=== Exercise aim ===
The output should consist solely of the line containing "Convert this document image to plain text." and the lines that follow it through the end of the data below.

(Collected data)
* * * * *

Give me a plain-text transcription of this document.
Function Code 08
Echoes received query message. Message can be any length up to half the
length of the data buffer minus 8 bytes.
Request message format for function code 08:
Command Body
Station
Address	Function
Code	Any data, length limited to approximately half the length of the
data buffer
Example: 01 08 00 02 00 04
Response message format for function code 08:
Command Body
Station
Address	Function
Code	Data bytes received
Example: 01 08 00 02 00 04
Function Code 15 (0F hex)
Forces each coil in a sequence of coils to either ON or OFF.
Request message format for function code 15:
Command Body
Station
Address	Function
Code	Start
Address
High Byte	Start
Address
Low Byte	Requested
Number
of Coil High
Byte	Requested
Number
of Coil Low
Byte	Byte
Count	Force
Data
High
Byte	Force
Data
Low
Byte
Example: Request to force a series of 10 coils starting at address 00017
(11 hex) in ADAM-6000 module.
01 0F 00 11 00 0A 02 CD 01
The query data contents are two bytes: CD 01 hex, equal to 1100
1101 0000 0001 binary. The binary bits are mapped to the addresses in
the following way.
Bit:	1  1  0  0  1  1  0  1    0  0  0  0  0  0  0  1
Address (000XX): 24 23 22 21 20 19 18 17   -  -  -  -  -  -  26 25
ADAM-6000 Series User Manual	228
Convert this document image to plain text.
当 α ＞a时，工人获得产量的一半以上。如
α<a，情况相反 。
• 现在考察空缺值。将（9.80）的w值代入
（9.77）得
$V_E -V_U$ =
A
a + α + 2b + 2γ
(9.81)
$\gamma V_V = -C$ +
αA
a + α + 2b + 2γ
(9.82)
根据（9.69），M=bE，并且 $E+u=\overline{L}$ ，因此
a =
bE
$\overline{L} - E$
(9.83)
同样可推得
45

* * * * *

=== Answer to this exercise ===
Convert this document image to plain text.
当 α ＞a时，工人获得产量的一半以上。如
α<a，情况相反 。
• 现在考察空缺值。将（9.80）的w值代入
（9.77）得
$V_E -V_U$ =
A
a + α + 2b + 2γ
(9.81)
$\gamma V_V = -C$ +
αA
a + α + 2b + 2γ
(9.82)
根据（9.69），M=bE，并且 $E+u=\overline{L}$ ，因此
a =
bE
$\overline{L} - E$
(9.83)
同样可推得
45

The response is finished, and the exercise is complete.